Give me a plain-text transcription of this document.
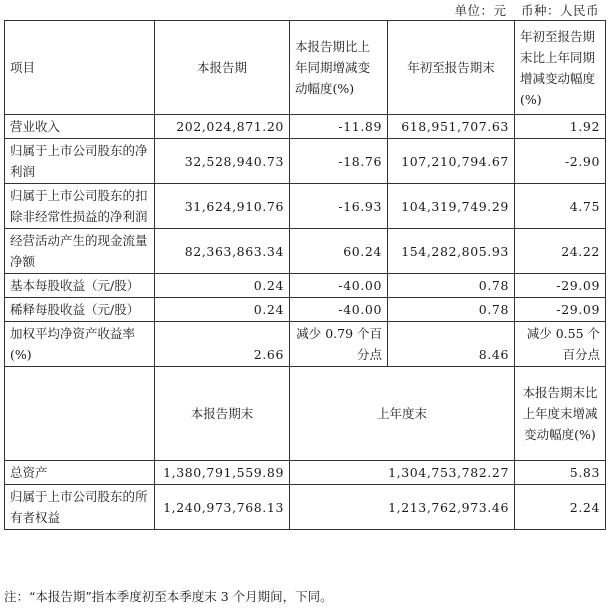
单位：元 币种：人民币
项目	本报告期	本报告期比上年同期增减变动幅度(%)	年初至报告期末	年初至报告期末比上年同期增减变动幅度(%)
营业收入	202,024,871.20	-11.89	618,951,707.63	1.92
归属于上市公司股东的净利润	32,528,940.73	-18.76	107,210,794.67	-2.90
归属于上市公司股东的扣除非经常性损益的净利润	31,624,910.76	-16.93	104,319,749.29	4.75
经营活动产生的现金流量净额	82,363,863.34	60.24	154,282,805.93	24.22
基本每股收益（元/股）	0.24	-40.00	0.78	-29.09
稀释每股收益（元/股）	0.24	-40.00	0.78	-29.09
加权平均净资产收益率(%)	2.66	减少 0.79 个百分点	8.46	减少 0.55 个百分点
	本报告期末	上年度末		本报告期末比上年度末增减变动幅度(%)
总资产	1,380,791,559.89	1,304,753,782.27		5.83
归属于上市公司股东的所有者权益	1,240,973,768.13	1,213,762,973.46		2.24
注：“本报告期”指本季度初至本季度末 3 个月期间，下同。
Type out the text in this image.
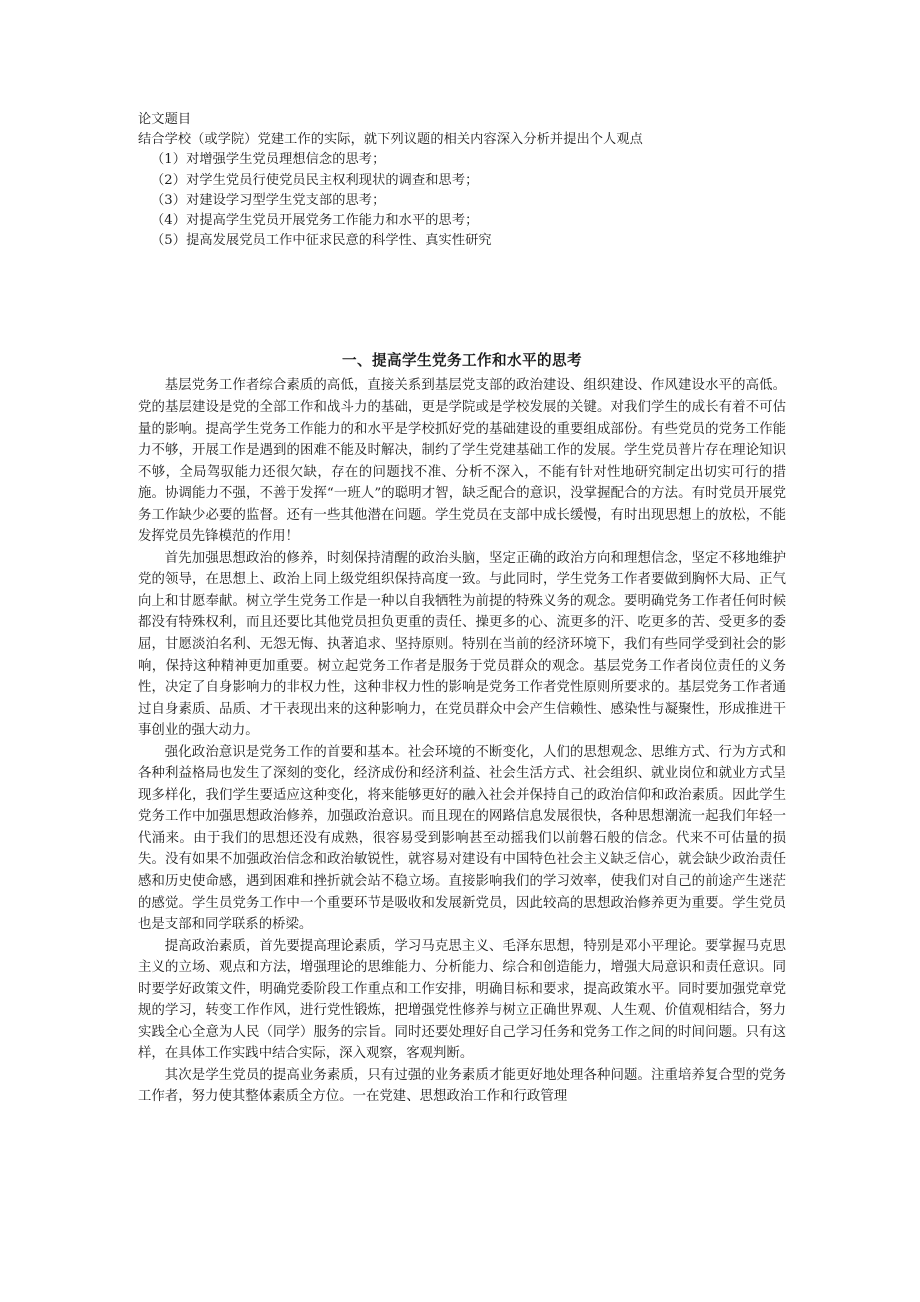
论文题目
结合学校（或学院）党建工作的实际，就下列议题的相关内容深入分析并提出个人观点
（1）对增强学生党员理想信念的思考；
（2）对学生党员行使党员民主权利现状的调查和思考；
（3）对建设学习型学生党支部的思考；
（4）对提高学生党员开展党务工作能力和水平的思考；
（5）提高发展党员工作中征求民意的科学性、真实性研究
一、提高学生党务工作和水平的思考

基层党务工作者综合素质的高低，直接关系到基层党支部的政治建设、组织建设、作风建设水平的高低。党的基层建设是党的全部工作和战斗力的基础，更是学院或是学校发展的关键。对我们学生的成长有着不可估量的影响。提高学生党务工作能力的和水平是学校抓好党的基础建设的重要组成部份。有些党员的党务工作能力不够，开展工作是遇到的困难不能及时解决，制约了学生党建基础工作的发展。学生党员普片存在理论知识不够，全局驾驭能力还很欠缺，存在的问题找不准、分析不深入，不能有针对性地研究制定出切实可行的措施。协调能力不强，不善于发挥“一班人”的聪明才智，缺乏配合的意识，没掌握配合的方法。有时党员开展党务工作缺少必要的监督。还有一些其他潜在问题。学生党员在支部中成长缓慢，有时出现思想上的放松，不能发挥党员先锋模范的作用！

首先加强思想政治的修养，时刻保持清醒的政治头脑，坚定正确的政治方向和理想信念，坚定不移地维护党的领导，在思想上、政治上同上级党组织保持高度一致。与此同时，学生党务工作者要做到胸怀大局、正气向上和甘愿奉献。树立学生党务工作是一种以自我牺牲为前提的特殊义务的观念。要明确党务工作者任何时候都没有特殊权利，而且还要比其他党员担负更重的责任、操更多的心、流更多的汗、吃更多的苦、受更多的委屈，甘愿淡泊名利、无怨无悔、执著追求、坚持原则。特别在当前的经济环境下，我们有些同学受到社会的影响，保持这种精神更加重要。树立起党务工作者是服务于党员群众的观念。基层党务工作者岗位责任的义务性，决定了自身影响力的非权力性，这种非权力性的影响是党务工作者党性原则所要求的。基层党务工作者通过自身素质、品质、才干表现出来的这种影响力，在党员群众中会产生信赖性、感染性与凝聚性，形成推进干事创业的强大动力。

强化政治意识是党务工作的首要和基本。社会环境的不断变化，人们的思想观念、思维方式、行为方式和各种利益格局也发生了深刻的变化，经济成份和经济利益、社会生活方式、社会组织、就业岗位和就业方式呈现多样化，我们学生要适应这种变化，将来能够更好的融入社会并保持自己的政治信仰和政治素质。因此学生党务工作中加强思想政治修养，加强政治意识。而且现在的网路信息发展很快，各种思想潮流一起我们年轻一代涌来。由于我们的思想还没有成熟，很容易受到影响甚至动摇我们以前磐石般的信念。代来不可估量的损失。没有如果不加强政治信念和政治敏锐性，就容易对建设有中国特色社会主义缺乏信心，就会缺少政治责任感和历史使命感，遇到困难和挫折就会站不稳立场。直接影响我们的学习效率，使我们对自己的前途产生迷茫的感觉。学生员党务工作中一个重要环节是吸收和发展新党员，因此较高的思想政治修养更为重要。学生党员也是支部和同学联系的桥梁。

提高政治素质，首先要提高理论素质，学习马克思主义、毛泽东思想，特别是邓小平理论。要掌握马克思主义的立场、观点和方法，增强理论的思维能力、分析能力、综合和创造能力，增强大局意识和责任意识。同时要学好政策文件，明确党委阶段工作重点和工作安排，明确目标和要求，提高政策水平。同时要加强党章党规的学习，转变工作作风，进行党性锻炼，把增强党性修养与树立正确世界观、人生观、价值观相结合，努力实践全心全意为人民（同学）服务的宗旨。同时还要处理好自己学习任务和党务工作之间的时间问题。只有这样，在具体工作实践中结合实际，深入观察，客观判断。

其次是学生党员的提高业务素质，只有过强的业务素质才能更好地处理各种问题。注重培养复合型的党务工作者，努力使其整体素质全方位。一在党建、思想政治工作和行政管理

* * * * * * *

Pictures in the records above should not be copied. Repeat everything else exactly.

Give me a plain-text transcription of this document.
单位：元 币种：人民币
项目	本报告期	本报告期比上年同期增减变动幅度(%)	年初至报告期末	年初至报告期末比上年同期增减变动幅度(%)
营业收入	202,024,871.20	-11.89	618,951,707.63	1.92
归属于上市公司股东的净利润	32,528,940.73	-18.76	107,210,794.67	-2.90
归属于上市公司股东的扣除非经常性损益的净利润	31,624,910.76	-16.93	104,319,749.29	4.75
经营活动产生的现金流量净额	82,363,863.34	60.24	154,282,805.93	24.22
基本每股收益（元/股）	0.24	-40.00	0.78	-29.09
稀释每股收益（元/股）	0.24	-40.00	0.78	-29.09
加权平均净资产收益率(%)	2.66	减少 0.79 个百分点	8.46	减少 0.55 个百分点
	本报告期末	上年度末		本报告期末比上年度末增减变动幅度(%)
总资产	1,380,791,559.89	1,304,753,782.27		5.83
归属于上市公司股东的所有者权益	1,240,973,768.13	1,213,762,973.46		2.24
注：“本报告期”指本季度初至本季度末 3 个月期间，下同。
Type out the text in this image.
论文题目
结合学校（或学院）党建工作的实际，就下列议题的相关内容深入分析并提出个人观点
（1）对增强学生党员理想信念的思考；
（2）对学生党员行使党员民主权利现状的调查和思考；
（3）对建设学习型学生党支部的思考；
（4）对提高学生党员开展党务工作能力和水平的思考；
（5）提高发展党员工作中征求民意的科学性、真实性研究
一、提高学生党务工作和水平的思考

基层党务工作者综合素质的高低，直接关系到基层党支部的政治建设、组织建设、作风建设水平的高低。党的基层建设是党的全部工作和战斗力的基础，更是学院或是学校发展的关键。对我们学生的成长有着不可估量的影响。提高学生党务工作能力的和水平是学校抓好党的基础建设的重要组成部份。有些党员的党务工作能力不够，开展工作是遇到的困难不能及时解决，制约了学生党建基础工作的发展。学生党员普片存在理论知识不够，全局驾驭能力还很欠缺，存在的问题找不准、分析不深入，不能有针对性地研究制定出切实可行的措施。协调能力不强，不善于发挥“一班人”的聪明才智，缺乏配合的意识，没掌握配合的方法。有时党员开展党务工作缺少必要的监督。还有一些其他潜在问题。学生党员在支部中成长缓慢，有时出现思想上的放松，不能发挥党员先锋模范的作用！

首先加强思想政治的修养，时刻保持清醒的政治头脑，坚定正确的政治方向和理想信念，坚定不移地维护党的领导，在思想上、政治上同上级党组织保持高度一致。与此同时，学生党务工作者要做到胸怀大局、正气向上和甘愿奉献。树立学生党务工作是一种以自我牺牲为前提的特殊义务的观念。要明确党务工作者任何时候都没有特殊权利，而且还要比其他党员担负更重的责任、操更多的心、流更多的汗、吃更多的苦、受更多的委屈，甘愿淡泊名利、无怨无悔、执著追求、坚持原则。特别在当前的经济环境下，我们有些同学受到社会的影响，保持这种精神更加重要。树立起党务工作者是服务于党员群众的观念。基层党务工作者岗位责任的义务性，决定了自身影响力的非权力性，这种非权力性的影响是党务工作者党性原则所要求的。基层党务工作者通过自身素质、品质、才干表现出来的这种影响力，在党员群众中会产生信赖性、感染性与凝聚性，形成推进干事创业的强大动力。

强化政治意识是党务工作的首要和基本。社会环境的不断变化，人们的思想观念、思维方式、行为方式和各种利益格局也发生了深刻的变化，经济成份和经济利益、社会生活方式、社会组织、就业岗位和就业方式呈现多样化，我们学生要适应这种变化，将来能够更好的融入社会并保持自己的政治信仰和政治素质。因此学生党务工作中加强思想政治修养，加强政治意识。而且现在的网路信息发展很快，各种思想潮流一起我们年轻一代涌来。由于我们的思想还没有成熟，很容易受到影响甚至动摇我们以前磐石般的信念。代来不可估量的损失。没有如果不加强政治信念和政治敏锐性，就容易对建设有中国特色社会主义缺乏信心，就会缺少政治责任感和历史使命感，遇到困难和挫折就会站不稳立场。直接影响我们的学习效率，使我们对自己的前途产生迷茫的感觉。学生员党务工作中一个重要环节是吸收和发展新党员，因此较高的思想政治修养更为重要。学生党员也是支部和同学联系的桥梁。

提高政治素质，首先要提高理论素质，学习马克思主义、毛泽东思想，特别是邓小平理论。要掌握马克思主义的立场、观点和方法，增强理论的思维能力、分析能力、综合和创造能力，增强大局意识和责任意识。同时要学好政策文件，明确党委阶段工作重点和工作安排，明确目标和要求，提高政策水平。同时要加强党章党规的学习，转变工作作风，进行党性锻炼，把增强党性修养与树立正确世界观、人生观、价值观相结合，努力实践全心全意为人民（同学）服务的宗旨。同时还要处理好自己学习任务和党务工作之间的时间问题。只有这样，在具体工作实践中结合实际，深入观察，客观判断。

其次是学生党员的提高业务素质，只有过强的业务素质才能更好地处理各种问题。注重培养复合型的党务工作者，努力使其整体素质全方位。一在党建、思想政治工作和行政管理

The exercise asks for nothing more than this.